Dataset records |
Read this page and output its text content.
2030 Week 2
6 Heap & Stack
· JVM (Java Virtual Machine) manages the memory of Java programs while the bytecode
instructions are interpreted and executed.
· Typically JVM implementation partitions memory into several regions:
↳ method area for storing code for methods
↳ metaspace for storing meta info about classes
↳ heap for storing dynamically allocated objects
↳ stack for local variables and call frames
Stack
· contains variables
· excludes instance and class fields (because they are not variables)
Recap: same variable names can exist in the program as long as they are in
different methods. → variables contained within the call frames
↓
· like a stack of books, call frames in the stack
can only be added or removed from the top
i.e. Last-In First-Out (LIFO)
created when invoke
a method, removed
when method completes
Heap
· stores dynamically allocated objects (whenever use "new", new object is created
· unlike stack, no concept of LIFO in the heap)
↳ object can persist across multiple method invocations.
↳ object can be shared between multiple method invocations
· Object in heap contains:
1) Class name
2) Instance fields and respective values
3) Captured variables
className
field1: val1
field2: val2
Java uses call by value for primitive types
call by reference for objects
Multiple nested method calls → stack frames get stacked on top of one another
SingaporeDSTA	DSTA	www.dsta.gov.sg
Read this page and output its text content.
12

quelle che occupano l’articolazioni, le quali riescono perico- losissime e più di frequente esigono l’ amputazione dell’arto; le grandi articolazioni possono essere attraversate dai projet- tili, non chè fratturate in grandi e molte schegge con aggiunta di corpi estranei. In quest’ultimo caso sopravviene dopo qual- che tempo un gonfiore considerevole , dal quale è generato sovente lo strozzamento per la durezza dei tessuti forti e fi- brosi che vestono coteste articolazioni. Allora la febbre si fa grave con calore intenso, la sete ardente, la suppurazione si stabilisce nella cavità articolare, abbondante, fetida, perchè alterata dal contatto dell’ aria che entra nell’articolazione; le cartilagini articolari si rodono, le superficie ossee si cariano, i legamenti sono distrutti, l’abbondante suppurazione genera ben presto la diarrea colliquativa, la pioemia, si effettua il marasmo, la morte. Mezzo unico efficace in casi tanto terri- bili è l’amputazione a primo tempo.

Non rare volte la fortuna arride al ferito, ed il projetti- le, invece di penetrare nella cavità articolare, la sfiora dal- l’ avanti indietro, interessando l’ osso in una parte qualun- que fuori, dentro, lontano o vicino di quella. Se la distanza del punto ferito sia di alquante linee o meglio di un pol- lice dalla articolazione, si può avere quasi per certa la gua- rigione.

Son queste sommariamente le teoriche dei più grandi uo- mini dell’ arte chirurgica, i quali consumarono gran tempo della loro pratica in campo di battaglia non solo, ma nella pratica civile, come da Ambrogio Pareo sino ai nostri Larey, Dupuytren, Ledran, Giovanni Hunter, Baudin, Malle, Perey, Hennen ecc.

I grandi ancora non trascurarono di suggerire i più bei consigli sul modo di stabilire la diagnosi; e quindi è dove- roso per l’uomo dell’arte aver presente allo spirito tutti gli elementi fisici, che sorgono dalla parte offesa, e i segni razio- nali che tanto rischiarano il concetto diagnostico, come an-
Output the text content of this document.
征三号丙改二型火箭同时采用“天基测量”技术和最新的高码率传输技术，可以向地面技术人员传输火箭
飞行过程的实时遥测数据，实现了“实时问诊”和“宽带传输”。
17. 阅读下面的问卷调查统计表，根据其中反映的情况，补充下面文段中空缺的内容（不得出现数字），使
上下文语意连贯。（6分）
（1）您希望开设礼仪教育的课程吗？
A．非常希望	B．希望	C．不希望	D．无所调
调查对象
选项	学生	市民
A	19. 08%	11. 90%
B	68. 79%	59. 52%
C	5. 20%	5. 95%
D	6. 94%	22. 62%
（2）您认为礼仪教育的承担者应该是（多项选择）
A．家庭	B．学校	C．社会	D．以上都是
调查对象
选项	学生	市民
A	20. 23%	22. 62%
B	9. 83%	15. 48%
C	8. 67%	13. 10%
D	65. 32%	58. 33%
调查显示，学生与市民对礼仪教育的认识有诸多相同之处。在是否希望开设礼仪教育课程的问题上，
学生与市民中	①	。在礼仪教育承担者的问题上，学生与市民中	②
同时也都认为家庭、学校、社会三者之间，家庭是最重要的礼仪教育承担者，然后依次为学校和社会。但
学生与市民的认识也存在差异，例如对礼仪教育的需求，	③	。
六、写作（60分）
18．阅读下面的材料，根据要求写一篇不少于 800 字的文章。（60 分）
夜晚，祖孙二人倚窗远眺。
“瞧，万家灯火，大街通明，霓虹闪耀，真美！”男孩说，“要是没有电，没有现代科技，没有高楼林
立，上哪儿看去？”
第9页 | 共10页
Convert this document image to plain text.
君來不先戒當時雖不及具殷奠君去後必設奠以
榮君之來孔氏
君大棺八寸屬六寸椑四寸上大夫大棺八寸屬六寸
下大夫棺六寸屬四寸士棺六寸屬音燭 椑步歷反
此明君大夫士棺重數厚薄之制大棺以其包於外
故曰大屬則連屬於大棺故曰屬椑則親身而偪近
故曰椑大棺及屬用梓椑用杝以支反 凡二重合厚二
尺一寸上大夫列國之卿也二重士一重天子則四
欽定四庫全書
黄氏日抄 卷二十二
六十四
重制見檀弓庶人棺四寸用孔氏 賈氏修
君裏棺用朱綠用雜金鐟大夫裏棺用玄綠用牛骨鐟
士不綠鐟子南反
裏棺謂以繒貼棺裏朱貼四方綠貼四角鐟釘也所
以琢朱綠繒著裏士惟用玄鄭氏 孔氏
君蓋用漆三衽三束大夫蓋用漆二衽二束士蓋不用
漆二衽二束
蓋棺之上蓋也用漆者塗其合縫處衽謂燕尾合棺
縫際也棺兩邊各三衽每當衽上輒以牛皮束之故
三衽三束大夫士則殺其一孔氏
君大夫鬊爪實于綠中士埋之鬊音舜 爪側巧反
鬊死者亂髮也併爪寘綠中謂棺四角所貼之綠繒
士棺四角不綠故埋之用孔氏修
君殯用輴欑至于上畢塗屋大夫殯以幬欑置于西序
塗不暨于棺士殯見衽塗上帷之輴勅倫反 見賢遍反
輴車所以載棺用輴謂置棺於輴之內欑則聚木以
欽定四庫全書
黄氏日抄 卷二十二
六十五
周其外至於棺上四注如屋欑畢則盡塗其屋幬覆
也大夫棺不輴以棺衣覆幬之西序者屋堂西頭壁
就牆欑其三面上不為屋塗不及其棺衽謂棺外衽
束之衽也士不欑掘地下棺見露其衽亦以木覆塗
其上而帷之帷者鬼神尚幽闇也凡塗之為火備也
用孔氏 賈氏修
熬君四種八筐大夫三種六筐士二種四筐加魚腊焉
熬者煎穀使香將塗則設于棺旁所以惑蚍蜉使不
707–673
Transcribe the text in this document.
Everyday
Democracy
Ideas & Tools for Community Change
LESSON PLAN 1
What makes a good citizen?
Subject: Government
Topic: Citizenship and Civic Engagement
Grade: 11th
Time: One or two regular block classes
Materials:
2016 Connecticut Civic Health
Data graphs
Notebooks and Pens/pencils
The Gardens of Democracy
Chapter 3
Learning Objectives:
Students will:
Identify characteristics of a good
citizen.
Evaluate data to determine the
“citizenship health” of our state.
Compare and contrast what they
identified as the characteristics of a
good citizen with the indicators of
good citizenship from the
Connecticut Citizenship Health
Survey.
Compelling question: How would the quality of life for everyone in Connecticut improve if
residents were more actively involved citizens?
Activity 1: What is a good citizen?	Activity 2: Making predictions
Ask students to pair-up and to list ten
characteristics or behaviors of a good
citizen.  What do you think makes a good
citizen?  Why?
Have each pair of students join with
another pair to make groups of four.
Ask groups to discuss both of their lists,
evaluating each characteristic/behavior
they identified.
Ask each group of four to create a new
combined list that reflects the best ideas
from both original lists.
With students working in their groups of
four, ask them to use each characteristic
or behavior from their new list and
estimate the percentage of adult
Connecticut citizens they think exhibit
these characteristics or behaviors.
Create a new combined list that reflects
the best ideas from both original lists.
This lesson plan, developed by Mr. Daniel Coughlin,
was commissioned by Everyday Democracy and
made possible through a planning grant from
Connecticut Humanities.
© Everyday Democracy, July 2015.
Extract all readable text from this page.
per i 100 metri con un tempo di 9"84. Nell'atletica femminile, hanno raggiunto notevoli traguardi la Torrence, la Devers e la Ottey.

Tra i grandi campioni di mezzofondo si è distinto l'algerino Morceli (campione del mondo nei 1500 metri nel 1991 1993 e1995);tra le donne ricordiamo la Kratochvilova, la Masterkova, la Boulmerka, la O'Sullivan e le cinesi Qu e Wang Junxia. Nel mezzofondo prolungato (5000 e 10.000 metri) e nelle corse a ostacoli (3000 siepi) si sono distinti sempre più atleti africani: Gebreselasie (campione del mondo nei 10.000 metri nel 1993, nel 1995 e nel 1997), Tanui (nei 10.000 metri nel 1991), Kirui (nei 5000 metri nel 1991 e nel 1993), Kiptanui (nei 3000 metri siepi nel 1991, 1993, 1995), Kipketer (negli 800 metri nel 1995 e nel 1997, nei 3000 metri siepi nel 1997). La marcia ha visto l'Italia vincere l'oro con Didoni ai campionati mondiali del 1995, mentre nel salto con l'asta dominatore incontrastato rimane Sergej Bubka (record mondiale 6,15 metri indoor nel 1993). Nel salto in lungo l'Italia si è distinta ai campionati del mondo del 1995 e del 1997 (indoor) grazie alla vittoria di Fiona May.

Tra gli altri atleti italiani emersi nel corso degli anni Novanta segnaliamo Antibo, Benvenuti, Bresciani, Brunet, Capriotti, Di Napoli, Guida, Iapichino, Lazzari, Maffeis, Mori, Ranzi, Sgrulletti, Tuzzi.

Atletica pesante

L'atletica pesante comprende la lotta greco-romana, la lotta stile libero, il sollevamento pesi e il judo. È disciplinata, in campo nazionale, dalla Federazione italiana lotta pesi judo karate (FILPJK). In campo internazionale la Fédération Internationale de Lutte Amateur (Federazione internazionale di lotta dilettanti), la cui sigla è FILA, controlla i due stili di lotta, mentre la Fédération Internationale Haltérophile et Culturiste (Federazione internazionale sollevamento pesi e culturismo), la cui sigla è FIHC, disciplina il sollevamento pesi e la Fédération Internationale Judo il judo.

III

Brief | Gather every line from the entries above where the word "their" appears, and copy them.

Result of this task |
Ask groups to discuss both of their lists,
With students working in their groups of
or behavior from their new list and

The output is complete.